# Aim
Using the football game report below, decide whether each statement agrees with it: (a) Robert Royal played tight end; (b) Clayton gained most of the 21 yards on the hook play before the catch; (c) Royal said he expected from the start to catch the touchdown pass. Answer yes or no for each, quoting the words of the report that settle it.

# Start of Passage given

Devery Henderson replaced Davis briefly at tailback and wasn't able to make quite the impact, so the Tigers used their passing game to sustain the drive. Davey went to Clayton on a hook play that saw Clayton get most of the 21-yard gain after the catch. The play put LSU at the Illinois 34.

Clayton got the call again on third-and-eight from the 32, catching a pass on a crossing route to get LSU a first down at the 10. On third-and-goal from the 7, Davey took his time in the shotgun and noticed tight end Robert Royal calling for the ball in the back of the end zone. The two seniors hooked up to give LSU to make it a 34-7 game.

"The play is designed for numerous guys to catch that pass," said Royal. "It just so happened that the coverage started off (the line), and I didn't think I was going to catch it. But Rohan had a pretty good play fake that everybody bit on. I just moved over in the back of the end zone and Rohan got me the ball."

Kittner took a knee once Illinois got the ball back and ran off the remaining seconds of the first half. At one point in the first half, he was 1-of-13 passing for just 1 yard. His second completion of the game was the play on which Lloyd had the ball stripped away, and his next three came on the first Illinois scoring drive.

# End of Passage given
# Start of Supplied material

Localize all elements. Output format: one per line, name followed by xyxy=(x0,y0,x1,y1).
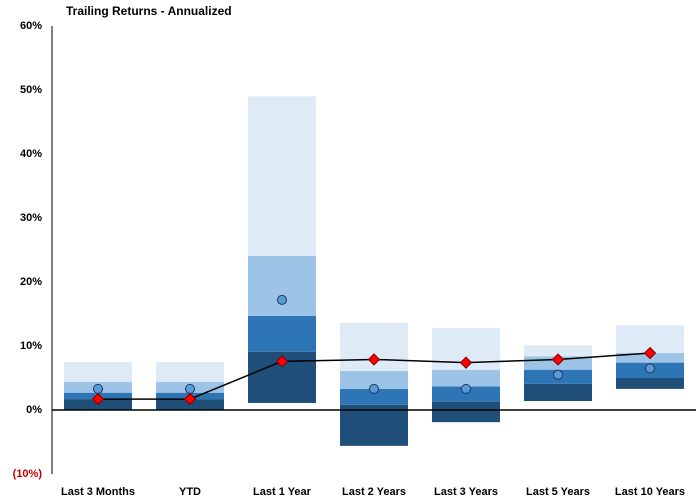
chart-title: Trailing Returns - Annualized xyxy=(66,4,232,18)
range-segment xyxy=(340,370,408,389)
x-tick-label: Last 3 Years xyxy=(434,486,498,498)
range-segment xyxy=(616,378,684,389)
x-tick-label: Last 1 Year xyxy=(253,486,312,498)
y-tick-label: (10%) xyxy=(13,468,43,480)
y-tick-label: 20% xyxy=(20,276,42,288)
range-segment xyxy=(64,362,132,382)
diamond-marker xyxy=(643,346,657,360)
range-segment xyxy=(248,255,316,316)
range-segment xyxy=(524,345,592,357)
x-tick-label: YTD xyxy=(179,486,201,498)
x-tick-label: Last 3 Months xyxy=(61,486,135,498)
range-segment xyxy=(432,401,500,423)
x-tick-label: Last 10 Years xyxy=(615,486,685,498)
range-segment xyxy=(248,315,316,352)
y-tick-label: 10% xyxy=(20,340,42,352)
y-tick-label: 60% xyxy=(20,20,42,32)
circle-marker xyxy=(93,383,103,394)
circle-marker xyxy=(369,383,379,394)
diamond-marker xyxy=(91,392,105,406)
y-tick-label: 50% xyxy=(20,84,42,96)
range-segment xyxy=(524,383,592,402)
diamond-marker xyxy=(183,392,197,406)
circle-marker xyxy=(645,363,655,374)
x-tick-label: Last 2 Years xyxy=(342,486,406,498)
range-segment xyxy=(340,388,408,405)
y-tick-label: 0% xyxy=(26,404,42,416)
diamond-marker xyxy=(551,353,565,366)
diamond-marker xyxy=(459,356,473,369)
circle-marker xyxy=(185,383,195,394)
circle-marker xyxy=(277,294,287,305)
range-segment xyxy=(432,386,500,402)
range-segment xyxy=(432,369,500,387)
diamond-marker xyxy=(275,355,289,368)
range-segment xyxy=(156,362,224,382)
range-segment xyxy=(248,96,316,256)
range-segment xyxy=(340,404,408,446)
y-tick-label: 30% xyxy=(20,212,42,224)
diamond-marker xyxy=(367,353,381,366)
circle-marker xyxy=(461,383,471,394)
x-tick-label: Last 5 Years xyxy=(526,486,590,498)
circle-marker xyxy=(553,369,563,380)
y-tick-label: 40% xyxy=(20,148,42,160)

# End of Supplied material
# Start of Supplied material

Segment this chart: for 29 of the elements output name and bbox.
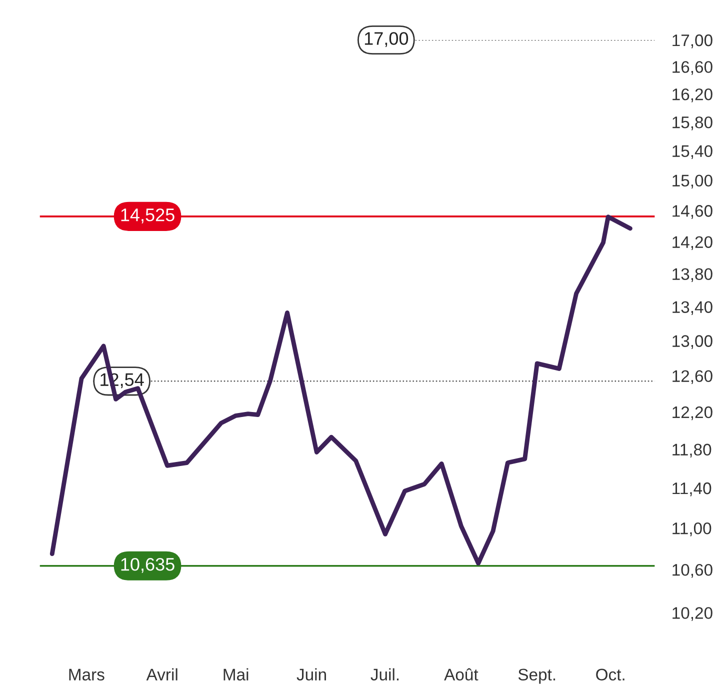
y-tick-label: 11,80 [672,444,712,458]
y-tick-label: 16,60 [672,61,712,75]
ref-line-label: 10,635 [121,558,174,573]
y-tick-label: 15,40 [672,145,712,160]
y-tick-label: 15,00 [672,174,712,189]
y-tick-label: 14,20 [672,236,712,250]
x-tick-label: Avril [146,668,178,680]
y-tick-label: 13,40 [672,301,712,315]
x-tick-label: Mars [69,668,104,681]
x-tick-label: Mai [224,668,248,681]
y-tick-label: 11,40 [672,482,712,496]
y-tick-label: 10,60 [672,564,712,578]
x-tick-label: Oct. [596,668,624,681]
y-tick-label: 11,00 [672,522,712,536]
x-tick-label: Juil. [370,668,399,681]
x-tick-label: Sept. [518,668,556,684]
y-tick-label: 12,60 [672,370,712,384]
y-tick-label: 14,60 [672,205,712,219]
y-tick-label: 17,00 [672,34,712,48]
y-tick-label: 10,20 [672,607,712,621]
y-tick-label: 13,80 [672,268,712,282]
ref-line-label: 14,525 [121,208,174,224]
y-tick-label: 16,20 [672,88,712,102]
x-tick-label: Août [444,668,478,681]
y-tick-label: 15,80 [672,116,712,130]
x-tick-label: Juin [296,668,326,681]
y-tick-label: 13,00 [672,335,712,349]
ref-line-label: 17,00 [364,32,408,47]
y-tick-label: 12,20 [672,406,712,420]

# End of Supplied material
# Start of Supplied material

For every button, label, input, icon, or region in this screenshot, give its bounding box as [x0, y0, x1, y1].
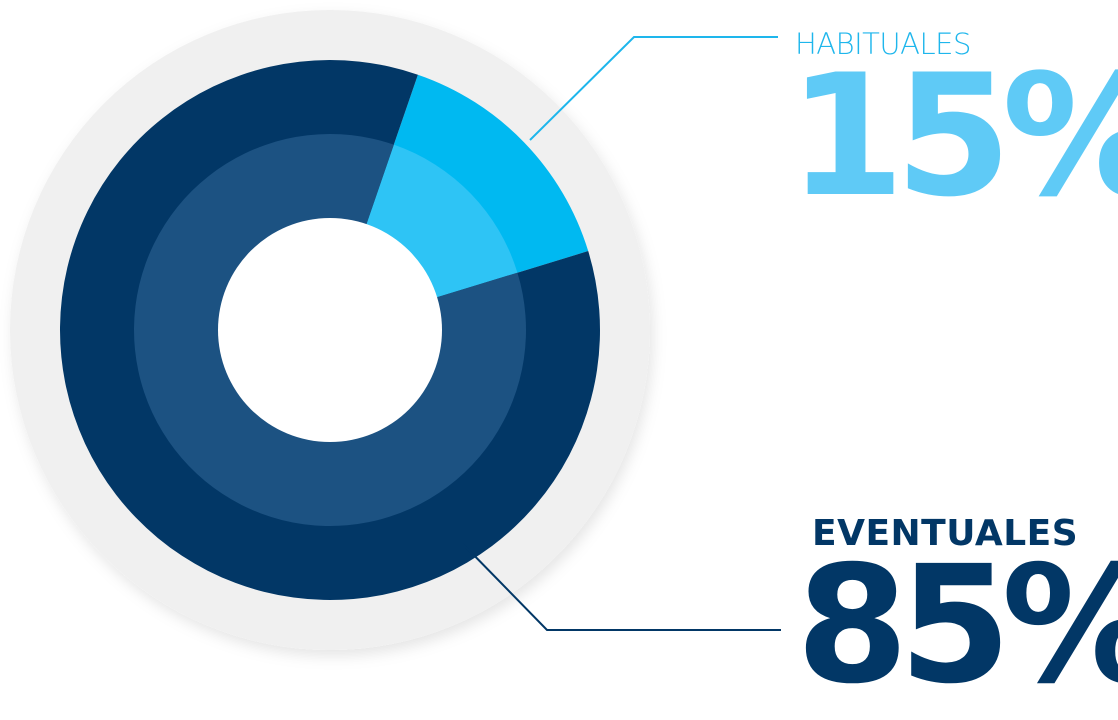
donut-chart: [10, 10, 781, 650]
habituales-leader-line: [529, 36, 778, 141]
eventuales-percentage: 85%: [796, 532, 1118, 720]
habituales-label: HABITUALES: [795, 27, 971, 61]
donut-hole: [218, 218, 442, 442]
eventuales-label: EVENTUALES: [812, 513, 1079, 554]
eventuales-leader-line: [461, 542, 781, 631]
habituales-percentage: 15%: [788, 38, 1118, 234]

# End of Supplied material

# Reply
(a) Yes: "tight end Robert Royal"
(b) No: "Clayton get most of the 21-yard gain after the catch"
(c) No: "I didn't think I was going to catch it"